### What you need to do
1. According to the keeping-warm guide, roughly how much does a good double electric blanket cost to buy?
2. Resume the guide on keeping warm on a tight budget, picking up after its final sentence.
-- Begin Source excerpt --
Posts tagged ‘anger’

05/03/2013

A Poor Girls Guide to keeping warm, when it’s frikkin’ cold outside (and maybe inside too). Part 2.

Last week I covered some of the things I’ve learned over the past decade, and a bit, of frugal living where it comes to staying warm. Staying warm when you’re on a tight budget is tough, sometimes almost impossible, but where there’s a will, and some prior planning, there is a way.

We left out topic last time with the importance of warm feet. But what else is there to cover? Well last week was all about keeping warm, and some of this week will be too. But all too often I found myself just having to cope with being cold, and that’s a totally different kettle of fish, so…

1. Get enough sleep.

When I was always cold, I was always tempted to climb into bed in the afternoon to hide from everything. The problem with this was that I then slept very badly at night, and felt constantly tired. This then had a knock on effect on my sense of well-being (such as I ever experience). If you feel tired/generally crap you will almost certainly feel even colder, which may make you want to hide under a duvet even more during the day, and thus a vicious circle is born. I can not put this strongly enough, don’t let this happen. The difference a solid nights sleep can make to your sense of well-being even when your cold is difficult to overstate. Of course this does mean you need to sleep well at night.

2. Love your electric blanket.

Nothing is worse than lying in your bed, buried under a duvet, and shivering. No, actually one thing is worse, having feet so cold that they hurt while your shiver in bed. For around five years of my twenties that was my Winter night-time experience. I would go to bed hot water bottle in hand, so tired my eyes just would not stay open. Get into my comfy, snuggley bed, and spend hours almost in tears from the pain in my feet. Move the hot water bottle to my feet and the rest of my body would get cold, and I’d start to shake.

I wish I’d known then just how big a difference an electric blanket would have made to my life. They can be expensive to buy, 100 euro’sish for a good double one, but they’re cheap as chips to run, and the difference getting into a piping hot bed will make to your nights sleep is simply impossible to state. And a rested body, is much better able to cope with the cold.
-- End Source excerpt --
-- Begin Data records --
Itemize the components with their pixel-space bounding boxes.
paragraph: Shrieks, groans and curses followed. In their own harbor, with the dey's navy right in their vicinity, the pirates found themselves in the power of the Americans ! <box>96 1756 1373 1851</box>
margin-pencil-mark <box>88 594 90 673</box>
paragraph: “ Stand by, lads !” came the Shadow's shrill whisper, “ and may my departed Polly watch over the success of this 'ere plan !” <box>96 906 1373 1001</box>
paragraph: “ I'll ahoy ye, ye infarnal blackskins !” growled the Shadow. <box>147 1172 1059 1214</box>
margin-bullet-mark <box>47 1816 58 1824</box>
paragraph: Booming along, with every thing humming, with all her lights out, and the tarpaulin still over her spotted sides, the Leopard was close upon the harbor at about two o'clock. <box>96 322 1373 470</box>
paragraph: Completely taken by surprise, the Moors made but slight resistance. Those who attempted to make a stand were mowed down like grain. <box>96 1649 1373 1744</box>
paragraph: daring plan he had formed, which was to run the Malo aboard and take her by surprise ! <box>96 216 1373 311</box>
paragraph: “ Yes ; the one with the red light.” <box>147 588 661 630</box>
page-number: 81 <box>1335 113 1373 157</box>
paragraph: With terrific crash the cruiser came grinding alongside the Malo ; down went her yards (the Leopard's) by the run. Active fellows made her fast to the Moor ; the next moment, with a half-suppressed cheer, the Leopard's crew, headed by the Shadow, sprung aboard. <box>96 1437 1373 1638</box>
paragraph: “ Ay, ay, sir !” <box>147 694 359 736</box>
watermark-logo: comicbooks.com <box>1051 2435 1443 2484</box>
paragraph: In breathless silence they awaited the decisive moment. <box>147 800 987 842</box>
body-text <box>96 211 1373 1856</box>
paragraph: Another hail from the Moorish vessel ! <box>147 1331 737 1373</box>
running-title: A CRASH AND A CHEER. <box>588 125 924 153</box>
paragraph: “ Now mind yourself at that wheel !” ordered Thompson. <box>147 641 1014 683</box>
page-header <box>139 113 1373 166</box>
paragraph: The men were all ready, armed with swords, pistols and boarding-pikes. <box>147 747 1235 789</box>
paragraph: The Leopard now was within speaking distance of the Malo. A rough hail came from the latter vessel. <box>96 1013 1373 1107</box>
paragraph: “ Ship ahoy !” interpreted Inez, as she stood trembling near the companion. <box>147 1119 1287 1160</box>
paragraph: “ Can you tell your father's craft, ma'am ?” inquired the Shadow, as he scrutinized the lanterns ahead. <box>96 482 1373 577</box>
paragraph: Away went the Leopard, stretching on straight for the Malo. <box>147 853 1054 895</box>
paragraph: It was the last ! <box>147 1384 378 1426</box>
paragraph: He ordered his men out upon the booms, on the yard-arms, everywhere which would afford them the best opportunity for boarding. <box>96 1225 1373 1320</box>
-- End Data records --
### Outputs
1. About 100 euros.

2.
3. Never waste heat.

By this I mean, if you just cooked dinner in the oven, leave the oven door open as it cools so that heat gets a chance to warm you. Tumble drier just stopped? Leave it open so the extra heat can warm that room even a tiny fraction. Simples.

4. If you’re cold, wear a hat.

Back when I was a lot younger I was a hillwalker, and one of the many things I learned during that time was that if I was cold, wear a hat. The idea that you lose 20% of your heat through your head is a myth which came about because of a badly worded statement, but that said you will benefit hugely from insulating your head. Hats can be bought very cheaply, and on even the coldest day if you can make your head warm, you’re going to feel pretty much immediately better about everything. which leads me to…

5. Being cold makes you angry.

It really does. It’s makes you pissed as all Hell. You will be snappy, crabby, grouchy, and you will take it out on whoever is near you. And never forget that while the emotions are being caused by your bodies reaction to the cold, those emotions are still very real, and so are the repercussions. I strongly suggest having a small stash of chocolate, red wine, basically whatever your nearest and dearest likes the most to use as a peace offering if you blow up for no reason.

How does that fit into the thrifty lifestyle?

It’s a hell of a lot cheaper than a divorce.

6. Buy fuel over the Summer.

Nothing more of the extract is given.